Exercise details: Scan the data below and pick out the lines containing the word "Руднянское".

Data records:
· · · · ·

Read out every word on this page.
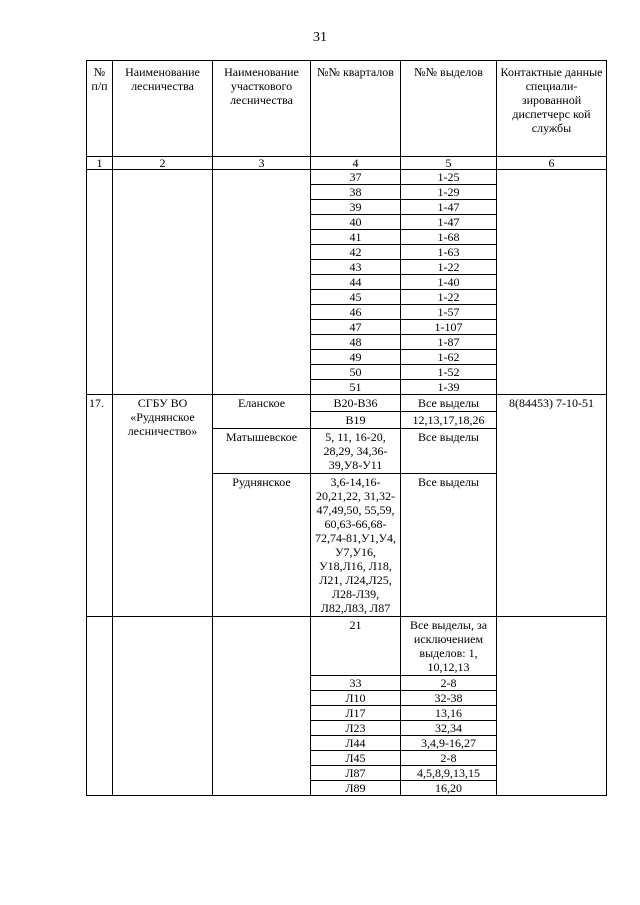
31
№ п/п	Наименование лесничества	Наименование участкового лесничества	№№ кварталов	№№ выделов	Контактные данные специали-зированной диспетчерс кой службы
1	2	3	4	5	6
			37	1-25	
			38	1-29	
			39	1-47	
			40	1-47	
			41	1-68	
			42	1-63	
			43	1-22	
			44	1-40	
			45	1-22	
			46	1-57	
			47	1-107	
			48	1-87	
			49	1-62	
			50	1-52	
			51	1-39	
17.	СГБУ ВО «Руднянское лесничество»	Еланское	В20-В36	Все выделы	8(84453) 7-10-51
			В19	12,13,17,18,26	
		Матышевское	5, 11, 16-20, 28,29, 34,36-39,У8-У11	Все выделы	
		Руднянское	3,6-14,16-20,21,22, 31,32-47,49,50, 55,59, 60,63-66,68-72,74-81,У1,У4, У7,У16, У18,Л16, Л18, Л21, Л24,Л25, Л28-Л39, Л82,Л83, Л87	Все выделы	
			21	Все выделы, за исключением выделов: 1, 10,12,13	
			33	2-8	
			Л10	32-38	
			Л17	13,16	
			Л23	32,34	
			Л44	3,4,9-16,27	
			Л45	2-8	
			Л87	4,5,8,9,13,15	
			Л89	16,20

· · · · ·

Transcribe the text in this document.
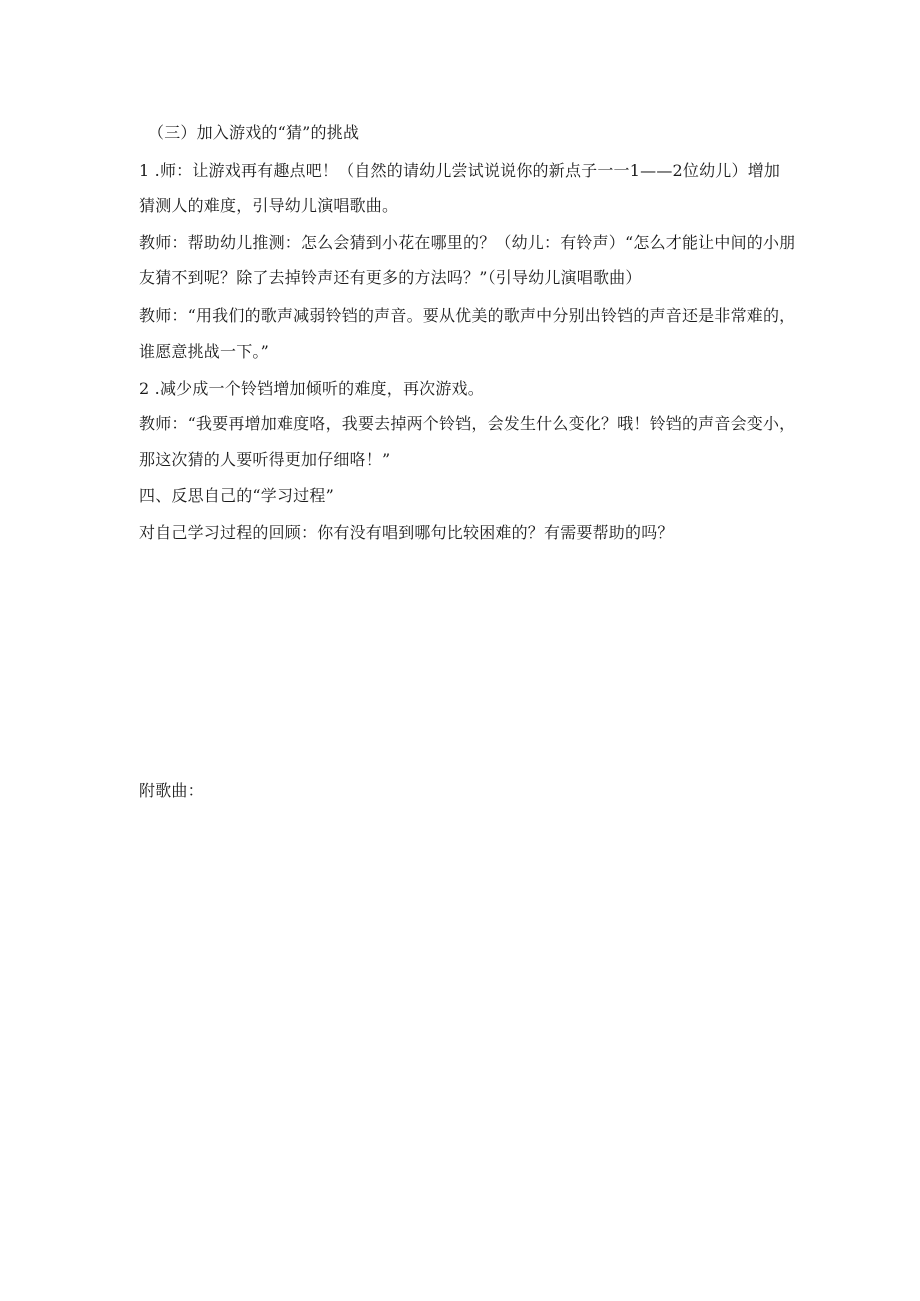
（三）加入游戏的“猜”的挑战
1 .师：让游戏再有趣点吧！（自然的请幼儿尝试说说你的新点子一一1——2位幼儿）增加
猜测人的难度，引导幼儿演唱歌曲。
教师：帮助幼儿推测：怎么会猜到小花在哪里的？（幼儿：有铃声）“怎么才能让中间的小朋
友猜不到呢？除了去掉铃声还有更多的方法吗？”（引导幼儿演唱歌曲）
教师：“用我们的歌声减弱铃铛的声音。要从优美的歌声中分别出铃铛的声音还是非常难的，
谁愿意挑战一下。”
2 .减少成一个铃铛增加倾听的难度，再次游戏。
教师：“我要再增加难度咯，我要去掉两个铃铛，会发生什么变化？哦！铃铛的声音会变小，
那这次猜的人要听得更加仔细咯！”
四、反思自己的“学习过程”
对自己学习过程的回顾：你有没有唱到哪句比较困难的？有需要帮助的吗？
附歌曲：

· · · · ·

Result of the exercise:
17.	СГБУ ВО «Руднянское лесничество»	Еланское	В20-В36	Все выделы	8(84453) 7-10-51
		Руднянское	3,6-14,16-20,21,22, 31,32-47,49,50, 55,59, 60,63-66,68-72,74-81,У1,У4, У7,У16, У18,Л16, Л18, Л21, Л24,Л25, Л28-Л39, Л82,Л83, Л87	Все выделы	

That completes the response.